Extract:
______

How can I obtain the no. of cores in GPU are used currently? Any instruction? or example?
While you can’t tell the number of GPUs in use, you can tell the number of GPUs available via the runtime routine “acc_get_num_device” when using the PGI Accelerator Model and “cudaGetDeviceCount” in CUDA Fortran.
Hope this helps,
Thanks for your help. However I think my question is that I wanna know the number of processors used currently but not the device (GPUs). Like the parallel in shared memory, we can set how many cores we wanna use. Can I do the same thing wile using GPU??
I think I understand what your asking for, but it’s the wrong question to be asking since SMP parallel programming doesn’t apply to a GPU. The question you should be asking is how do I tell the “Occupancy” of my program? Occupancy is defined as “the ratio of active warps to the maximum number of warps supported on a multiprocessor of the GPU.” In other words it’s how well your program is keeping all the cores busy. Low occupancy usually leads to lower performance, but high occupancy does not necessarily lead to high performance. A web search of “occupancy CUDA” will provide more details.
In CUDA programming the user does not control the number of cores being used, rather you control the number of threads created. What you want is to have enough threads in a thread block so that when one warp stalls due to a memory fetch or other operation (a warp is group of 32 threads), another warp can swapped in. So having a block size of 64, 128, or even 512 is usually better. However, your block size can be limited by register and shared memory usage. The more memory used per thread, the fewer threads you can have. In addition to the block size, you want enough blocks to fully populate all the Streaming Multiprocessors.
Michael Wolfe wrote a good concise article about the CUDA Data Parallel threading model which you might find helpful: http://www.pgroup.com/lit/articles/insider/v2n1a5.htm
So how do you tell the Occupancy? If you’re using the PGI Accelerator Model, the compiler will list the occupancy in the informational output (-Minfo).
For CUDA Fortran, you can use the CUDA Occupancy Calculator (http://news.developer.nvidia.com/2007/03/cuda_occupancy_.html) or using the CUDA Profiler (i.e set CUDA_PROFILE=1 in your environment, run the program, and review the resulting cuda_profile_0.log file) Note the number of registers used can found using the “-Mcuda=ptxinfo” flag.
Hope this helps,

______

Data:
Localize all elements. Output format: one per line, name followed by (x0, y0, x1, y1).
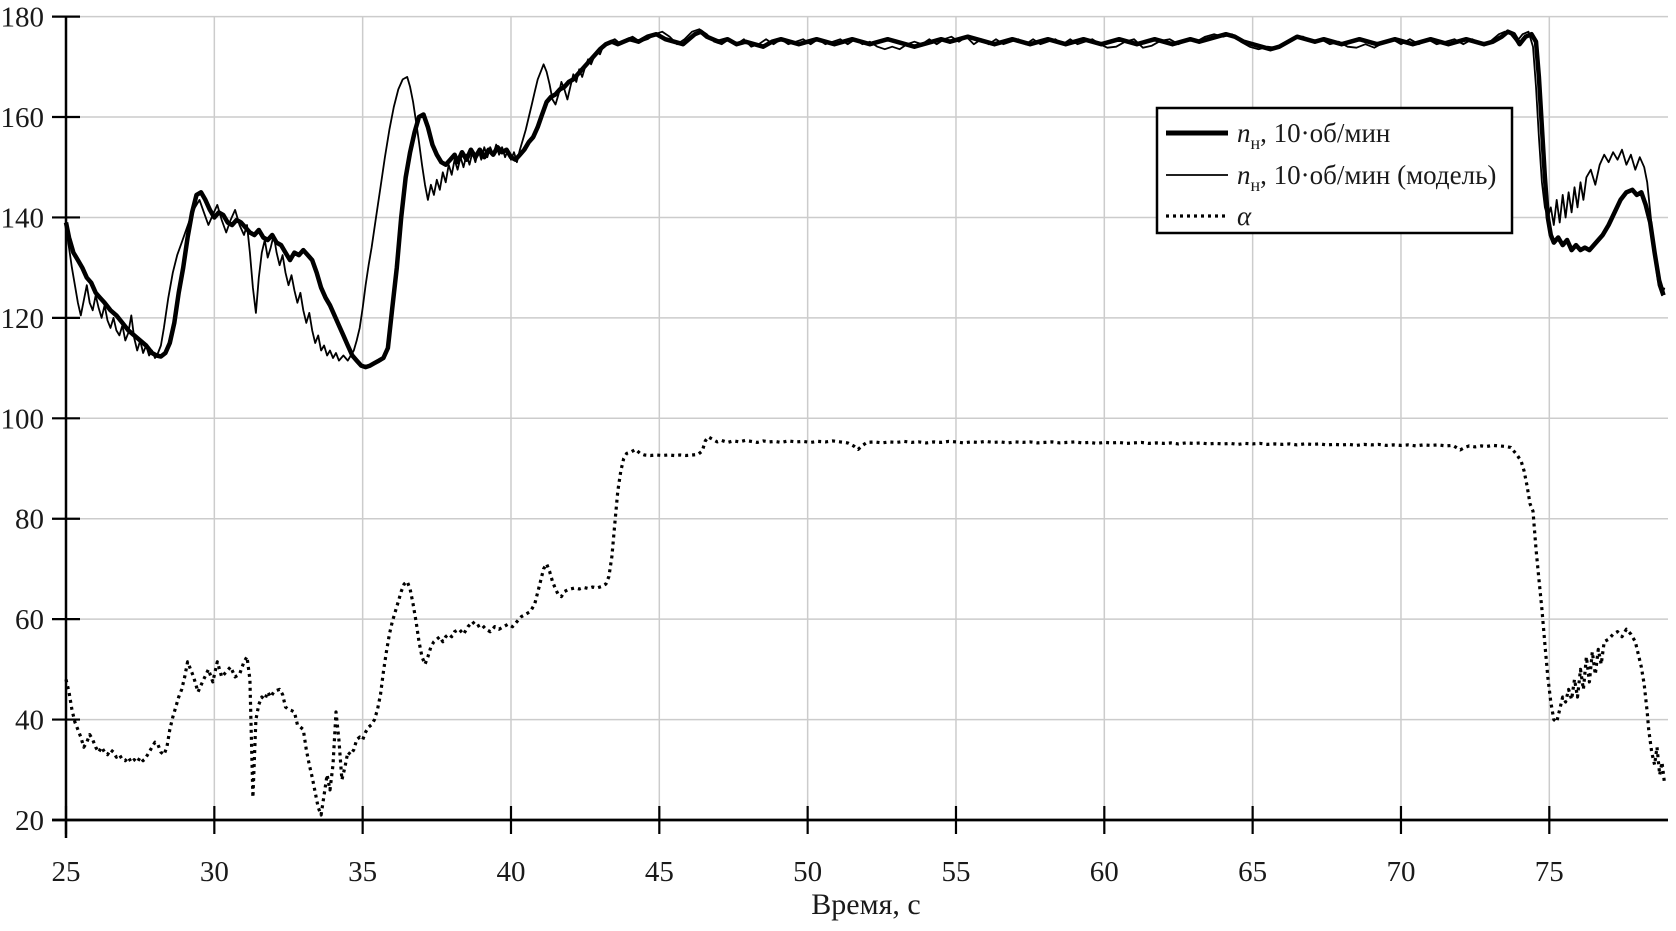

______

Goal 1:
In the GPU thread above, how many threads make up a warp?
Goal 2:
Please write out the GPU thread from "How can I obtain" up to and including "wile using GPU??".

Worked solution 1:
32 threads.

Worked solution 2:
How can I obtain the no. of cores in GPU are used currently? Any instruction? or example?
While you can’t tell the number of GPUs in use, you can tell the number of GPUs available via the runtime routine “acc_get_num_device” when using the PGI Accelerator Model and “cudaGetDeviceCount” in CUDA Fortran.
Hope this helps,
Thanks for your help. However I think my question is that I wanna know the number of processors used currently but not the device (GPUs). Like the parallel in shared memory, we can set how many cores we wanna use. Can I do the same thing wile using GPU??